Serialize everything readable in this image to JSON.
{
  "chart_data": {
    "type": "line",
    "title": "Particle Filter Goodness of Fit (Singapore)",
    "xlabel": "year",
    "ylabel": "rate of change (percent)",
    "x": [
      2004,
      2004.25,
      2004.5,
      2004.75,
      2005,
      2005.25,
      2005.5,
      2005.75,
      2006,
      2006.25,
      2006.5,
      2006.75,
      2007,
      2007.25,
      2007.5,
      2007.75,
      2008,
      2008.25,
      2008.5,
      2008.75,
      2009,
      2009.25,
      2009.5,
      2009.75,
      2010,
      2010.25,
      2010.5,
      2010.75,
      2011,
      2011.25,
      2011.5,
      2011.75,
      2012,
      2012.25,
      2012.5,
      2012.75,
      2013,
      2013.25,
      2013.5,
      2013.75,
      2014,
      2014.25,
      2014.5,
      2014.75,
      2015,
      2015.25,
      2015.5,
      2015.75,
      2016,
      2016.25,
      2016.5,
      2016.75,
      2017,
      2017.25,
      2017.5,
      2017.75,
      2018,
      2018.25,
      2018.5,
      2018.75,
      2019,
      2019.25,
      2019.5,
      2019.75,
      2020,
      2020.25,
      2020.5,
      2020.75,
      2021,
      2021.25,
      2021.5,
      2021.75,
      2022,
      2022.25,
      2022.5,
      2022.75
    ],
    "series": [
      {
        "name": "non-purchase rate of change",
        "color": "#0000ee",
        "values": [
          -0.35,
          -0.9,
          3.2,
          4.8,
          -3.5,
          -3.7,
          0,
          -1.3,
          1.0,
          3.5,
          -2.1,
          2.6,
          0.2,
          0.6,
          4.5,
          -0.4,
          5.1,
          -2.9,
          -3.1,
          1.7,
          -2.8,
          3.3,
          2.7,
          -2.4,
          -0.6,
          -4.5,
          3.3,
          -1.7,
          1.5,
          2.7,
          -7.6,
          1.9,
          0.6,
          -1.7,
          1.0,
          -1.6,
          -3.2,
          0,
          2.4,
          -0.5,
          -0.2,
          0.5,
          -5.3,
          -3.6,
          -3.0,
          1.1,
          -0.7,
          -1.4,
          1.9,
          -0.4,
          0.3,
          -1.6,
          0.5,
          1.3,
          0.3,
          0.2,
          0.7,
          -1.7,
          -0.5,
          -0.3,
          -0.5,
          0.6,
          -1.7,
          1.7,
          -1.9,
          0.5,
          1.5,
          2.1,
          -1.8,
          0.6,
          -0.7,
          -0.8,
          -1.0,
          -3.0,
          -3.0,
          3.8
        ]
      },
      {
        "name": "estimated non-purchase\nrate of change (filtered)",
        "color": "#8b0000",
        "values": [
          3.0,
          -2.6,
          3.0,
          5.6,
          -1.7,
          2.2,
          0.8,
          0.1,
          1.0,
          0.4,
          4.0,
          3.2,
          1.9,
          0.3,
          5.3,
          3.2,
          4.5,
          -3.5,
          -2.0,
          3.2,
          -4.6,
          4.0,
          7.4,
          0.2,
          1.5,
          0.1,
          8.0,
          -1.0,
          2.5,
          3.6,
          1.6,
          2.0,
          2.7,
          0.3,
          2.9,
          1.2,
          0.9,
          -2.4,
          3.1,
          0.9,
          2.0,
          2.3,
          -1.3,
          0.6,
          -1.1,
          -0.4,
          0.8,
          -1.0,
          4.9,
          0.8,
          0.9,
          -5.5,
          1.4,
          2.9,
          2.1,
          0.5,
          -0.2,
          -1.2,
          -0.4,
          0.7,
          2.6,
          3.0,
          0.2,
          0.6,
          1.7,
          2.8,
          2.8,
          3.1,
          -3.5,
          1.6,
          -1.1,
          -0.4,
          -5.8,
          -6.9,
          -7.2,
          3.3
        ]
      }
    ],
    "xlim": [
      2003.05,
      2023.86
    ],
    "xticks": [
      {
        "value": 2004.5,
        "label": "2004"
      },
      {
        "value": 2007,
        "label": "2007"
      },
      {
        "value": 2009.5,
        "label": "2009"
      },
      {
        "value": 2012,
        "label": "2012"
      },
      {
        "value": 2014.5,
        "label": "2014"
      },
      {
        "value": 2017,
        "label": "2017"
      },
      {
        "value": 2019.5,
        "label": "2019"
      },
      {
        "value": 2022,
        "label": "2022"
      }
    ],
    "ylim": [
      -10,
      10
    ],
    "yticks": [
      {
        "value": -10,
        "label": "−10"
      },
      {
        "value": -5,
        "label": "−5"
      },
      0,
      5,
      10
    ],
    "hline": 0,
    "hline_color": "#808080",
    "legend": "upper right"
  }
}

* * * *

** Aim **
Print out the whole listing exactly as it appears.

** Answer for the task **
Serialize everything readable in this image to JSON.
{
  "chart_data": {
    "type": "line",
    "title": "Particle Filter Goodness of Fit (Singapore)",
    "xlabel": "year",
    "ylabel": "rate of change (percent)",
    "x": [
      2004,
      2004.25,
      2004.5,
      2004.75,
      2005,
      2005.25,
      2005.5,
      2005.75,
      2006,
      2006.25,
      2006.5,
      2006.75,
      2007,
      2007.25,
      2007.5,
      2007.75,
      2008,
      2008.25,
      2008.5,
      2008.75,
      2009,
      2009.25,
      2009.5,
      2009.75,
      2010,
      2010.25,
      2010.5,
      2010.75,
      2011,
      2011.25,
      2011.5,
      2011.75,
      2012,
      2012.25,
      2012.5,
      2012.75,
      2013,
      2013.25,
      2013.5,
      2013.75,
      2014,
      2014.25,
      2014.5,
      2014.75,
      2015,
      2015.25,
      2015.5,
      2015.75,
      2016,
      2016.25,
      2016.5,
      2016.75,
      2017,
      2017.25,
      2017.5,
      2017.75,
      2018,
      2018.25,
      2018.5,
      2018.75,
      2019,
      2019.25,
      2019.5,
      2019.75,
      2020,
      2020.25,
      2020.5,
      2020.75,
      2021,
      2021.25,
      2021.5,
      2021.75,
      2022,
      2022.25,
      2022.5,
      2022.75
    ],
    "series": [
      {
        "name": "non-purchase rate of change",
        "color": "#0000ee",
        "values": [
          -0.35,
          -0.9,
          3.2,
          4.8,
          -3.5,
          -3.7,
          0,
          -1.3,
          1.0,
          3.5,
          -2.1,
          2.6,
          0.2,
          0.6,
          4.5,
          -0.4,
          5.1,
          -2.9,
          -3.1,
          1.7,
          -2.8,
          3.3,
          2.7,
          -2.4,
          -0.6,
          -4.5,
          3.3,
          -1.7,
          1.5,
          2.7,
          -7.6,
          1.9,
          0.6,
          -1.7,
          1.0,
          -1.6,
          -3.2,
          0,
          2.4,
          -0.5,
          -0.2,
          0.5,
          -5.3,
          -3.6,
          -3.0,
          1.1,
          -0.7,
          -1.4,
          1.9,
          -0.4,
          0.3,
          -1.6,
          0.5,
          1.3,
          0.3,
          0.2,
          0.7,
          -1.7,
          -0.5,
          -0.3,
          -0.5,
          0.6,
          -1.7,
          1.7,
          -1.9,
          0.5,
          1.5,
          2.1,
          -1.8,
          0.6,
          -0.7,
          -0.8,
          -1.0,
          -3.0,
          -3.0,
          3.8
        ]
      },
      {
        "name": "estimated non-purchase\nrate of change (filtered)",
        "color": "#8b0000",
        "values": [
          3.0,
          -2.6,
          3.0,
          5.6,
          -1.7,
          2.2,
          0.8,
          0.1,
          1.0,
          0.4,
          4.0,
          3.2,
          1.9,
          0.3,
          5.3,
          3.2,
          4.5,
          -3.5,
          -2.0,
          3.2,
          -4.6,
          4.0,
          7.4,
          0.2,
          1.5,
          0.1,
          8.0,
          -1.0,
          2.5,
          3.6,
          1.6,
          2.0,
          2.7,
          0.3,
          2.9,
          1.2,
          0.9,
          -2.4,
          3.1,
          0.9,
          2.0,
          2.3,
          -1.3,
          0.6,
          -1.1,
          -0.4,
          0.8,
          -1.0,
          4.9,
          0.8,
          0.9,
          -5.5,
          1.4,
          2.9,
          2.1,
          0.5,
          -0.2,
          -1.2,
          -0.4,
          0.7,
          2.6,
          3.0,
          0.2,
          0.6,
          1.7,
          2.8,
          2.8,
          3.1,
          -3.5,
          1.6,
          -1.1,
          -0.4,
          -5.8,
          -6.9,
          -7.2,
          3.3
        ]
      }
    ],
    "xlim": [
      2003.05,
      2023.86
    ],
    "xticks": [
      {
        "value": 2004.5,
        "label": "2004"
      },
      {
        "value": 2007,
        "label": "2007"
      },
      {
        "value": 2009.5,
        "label": "2009"
      },
      {
        "value": 2012,
        "label": "2012"
      },
      {
        "value": 2014.5,
        "label": "2014"
      },
      {
        "value": 2017,
        "label": "2017"
      },
      {
        "value": 2019.5,
        "label": "2019"
      },
      {
        "value": 2022,
        "label": "2022"
      }
    ],
    "ylim": [
      -10,
      10
    ],
    "yticks": [
      {
        "value": -10,
        "label": "−10"
      },
      {
        "value": -5,
        "label": "−5"
      },
      0,
      5,
      10
    ],
    "hline": 0,
    "hline_color": "#808080",
    "legend": "upper right"
  }
}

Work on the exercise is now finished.